### Input records
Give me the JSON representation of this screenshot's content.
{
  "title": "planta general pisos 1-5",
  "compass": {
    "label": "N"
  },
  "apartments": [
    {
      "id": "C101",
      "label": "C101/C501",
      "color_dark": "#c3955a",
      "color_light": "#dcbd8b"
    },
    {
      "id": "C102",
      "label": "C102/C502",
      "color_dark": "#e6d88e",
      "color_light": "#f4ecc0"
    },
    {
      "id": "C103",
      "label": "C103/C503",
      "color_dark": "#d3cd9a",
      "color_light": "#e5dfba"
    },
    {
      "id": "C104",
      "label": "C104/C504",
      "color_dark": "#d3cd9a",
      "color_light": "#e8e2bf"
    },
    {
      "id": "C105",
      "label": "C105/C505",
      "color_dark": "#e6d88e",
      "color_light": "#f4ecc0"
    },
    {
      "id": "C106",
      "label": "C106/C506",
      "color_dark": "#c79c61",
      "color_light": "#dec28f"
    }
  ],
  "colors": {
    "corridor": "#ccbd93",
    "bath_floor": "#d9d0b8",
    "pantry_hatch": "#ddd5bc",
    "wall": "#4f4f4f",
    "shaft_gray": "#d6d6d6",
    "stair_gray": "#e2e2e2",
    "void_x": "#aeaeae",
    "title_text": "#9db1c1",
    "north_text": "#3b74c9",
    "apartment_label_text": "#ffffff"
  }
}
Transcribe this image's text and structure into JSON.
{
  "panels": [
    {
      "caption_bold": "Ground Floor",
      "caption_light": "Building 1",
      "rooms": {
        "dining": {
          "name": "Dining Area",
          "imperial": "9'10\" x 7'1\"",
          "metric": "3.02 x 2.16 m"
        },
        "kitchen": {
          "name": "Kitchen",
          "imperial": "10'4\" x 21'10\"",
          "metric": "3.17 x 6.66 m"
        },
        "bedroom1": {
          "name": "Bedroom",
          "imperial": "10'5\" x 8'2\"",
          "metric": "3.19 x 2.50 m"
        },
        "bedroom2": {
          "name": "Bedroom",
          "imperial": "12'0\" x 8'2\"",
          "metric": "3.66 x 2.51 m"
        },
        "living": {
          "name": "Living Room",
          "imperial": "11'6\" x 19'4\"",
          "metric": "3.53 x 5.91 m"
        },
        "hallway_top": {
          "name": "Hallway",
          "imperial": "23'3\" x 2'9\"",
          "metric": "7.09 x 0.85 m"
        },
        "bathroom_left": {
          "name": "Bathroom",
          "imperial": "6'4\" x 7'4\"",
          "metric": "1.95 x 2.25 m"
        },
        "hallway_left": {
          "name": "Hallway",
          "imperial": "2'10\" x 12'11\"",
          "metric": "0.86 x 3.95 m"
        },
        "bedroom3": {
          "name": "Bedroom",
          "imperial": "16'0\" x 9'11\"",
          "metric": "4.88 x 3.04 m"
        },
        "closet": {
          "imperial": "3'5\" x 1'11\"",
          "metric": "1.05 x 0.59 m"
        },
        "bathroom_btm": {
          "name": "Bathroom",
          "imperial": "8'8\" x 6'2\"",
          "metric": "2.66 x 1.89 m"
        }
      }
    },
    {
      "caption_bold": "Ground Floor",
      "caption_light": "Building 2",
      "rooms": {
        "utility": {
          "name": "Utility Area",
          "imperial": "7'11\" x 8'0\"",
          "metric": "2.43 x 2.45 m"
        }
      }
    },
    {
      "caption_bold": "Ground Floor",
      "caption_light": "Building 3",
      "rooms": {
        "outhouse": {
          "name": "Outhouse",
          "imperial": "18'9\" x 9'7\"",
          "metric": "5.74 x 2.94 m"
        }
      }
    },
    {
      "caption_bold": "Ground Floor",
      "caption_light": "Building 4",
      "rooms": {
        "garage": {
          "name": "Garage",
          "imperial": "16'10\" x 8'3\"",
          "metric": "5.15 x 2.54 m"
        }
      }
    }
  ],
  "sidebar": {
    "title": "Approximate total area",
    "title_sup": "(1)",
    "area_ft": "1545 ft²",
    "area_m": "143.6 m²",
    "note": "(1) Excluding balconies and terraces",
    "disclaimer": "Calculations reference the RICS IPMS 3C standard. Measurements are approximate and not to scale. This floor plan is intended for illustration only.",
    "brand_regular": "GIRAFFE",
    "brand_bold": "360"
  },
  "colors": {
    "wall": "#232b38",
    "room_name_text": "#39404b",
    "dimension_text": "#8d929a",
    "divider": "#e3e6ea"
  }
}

### Exercise
Here, the records must be output exactly and in full.

### Expected output
Give me the JSON representation of this screenshot's content.
{
  "title": "planta general pisos 1-5",
  "compass": {
    "label": "N"
  },
  "apartments": [
    {
      "id": "C101",
      "label": "C101/C501",
      "color_dark": "#c3955a",
      "color_light": "#dcbd8b"
    },
    {
      "id": "C102",
      "label": "C102/C502",
      "color_dark": "#e6d88e",
      "color_light": "#f4ecc0"
    },
    {
      "id": "C103",
      "label": "C103/C503",
      "color_dark": "#d3cd9a",
      "color_light": "#e5dfba"
    },
    {
      "id": "C104",
      "label": "C104/C504",
      "color_dark": "#d3cd9a",
      "color_light": "#e8e2bf"
    },
    {
      "id": "C105",
      "label": "C105/C505",
      "color_dark": "#e6d88e",
      "color_light": "#f4ecc0"
    },
    {
      "id": "C106",
      "label": "C106/C506",
      "color_dark": "#c79c61",
      "color_light": "#dec28f"
    }
  ],
  "colors": {
    "corridor": "#ccbd93",
    "bath_floor": "#d9d0b8",
    "pantry_hatch": "#ddd5bc",
    "wall": "#4f4f4f",
    "shaft_gray": "#d6d6d6",
    "stair_gray": "#e2e2e2",
    "void_x": "#aeaeae",
    "title_text": "#9db1c1",
    "north_text": "#3b74c9",
    "apartment_label_text": "#ffffff"
  }
}
Transcribe this image's text and structure into JSON.
{
  "panels": [
    {
      "caption_bold": "Ground Floor",
      "caption_light": "Building 1",
      "rooms": {
        "dining": {
          "name": "Dining Area",
          "imperial": "9'10\" x 7'1\"",
          "metric": "3.02 x 2.16 m"
        },
        "kitchen": {
          "name": "Kitchen",
          "imperial": "10'4\" x 21'10\"",
          "metric": "3.17 x 6.66 m"
        },
        "bedroom1": {
          "name": "Bedroom",
          "imperial": "10'5\" x 8'2\"",
          "metric": "3.19 x 2.50 m"
        },
        "bedroom2": {
          "name": "Bedroom",
          "imperial": "12'0\" x 8'2\"",
          "metric": "3.66 x 2.51 m"
        },
        "living": {
          "name": "Living Room",
          "imperial": "11'6\" x 19'4\"",
          "metric": "3.53 x 5.91 m"
        },
        "hallway_top": {
          "name": "Hallway",
          "imperial": "23'3\" x 2'9\"",
          "metric": "7.09 x 0.85 m"
        },
        "bathroom_left": {
          "name": "Bathroom",
          "imperial": "6'4\" x 7'4\"",
          "metric": "1.95 x 2.25 m"
        },
        "hallway_left": {
          "name": "Hallway",
          "imperial": "2'10\" x 12'11\"",
          "metric": "0.86 x 3.95 m"
        },
        "bedroom3": {
          "name": "Bedroom",
          "imperial": "16'0\" x 9'11\"",
          "metric": "4.88 x 3.04 m"
        },
        "closet": {
          "imperial": "3'5\" x 1'11\"",
          "metric": "1.05 x 0.59 m"
        },
        "bathroom_btm": {
          "name": "Bathroom",
          "imperial": "8'8\" x 6'2\"",
          "metric": "2.66 x 1.89 m"
        }
      }
    },
    {
      "caption_bold": "Ground Floor",
      "caption_light": "Building 2",
      "rooms": {
        "utility": {
          "name": "Utility Area",
          "imperial": "7'11\" x 8'0\"",
          "metric": "2.43 x 2.45 m"
        }
      }
    },
    {
      "caption_bold": "Ground Floor",
      "caption_light": "Building 3",
      "rooms": {
        "outhouse": {
          "name": "Outhouse",
          "imperial": "18'9\" x 9'7\"",
          "metric": "5.74 x 2.94 m"
        }
      }
    },
    {
      "caption_bold": "Ground Floor",
      "caption_light": "Building 4",
      "rooms": {
        "garage": {
          "name": "Garage",
          "imperial": "16'10\" x 8'3\"",
          "metric": "5.15 x 2.54 m"
        }
      }
    }
  ],
  "sidebar": {
    "title": "Approximate total area",
    "title_sup": "(1)",
    "area_ft": "1545 ft²",
    "area_m": "143.6 m²",
    "note": "(1) Excluding balconies and terraces",
    "disclaimer": "Calculations reference the RICS IPMS 3C standard. Measurements are approximate and not to scale. This floor plan is intended for illustration only.",
    "brand_regular": "GIRAFFE",
    "brand_bold": "360"
  },
  "colors": {
    "wall": "#232b38",
    "room_name_text": "#39404b",
    "dimension_text": "#8d929a",
    "divider": "#e3e6ea"
  }
}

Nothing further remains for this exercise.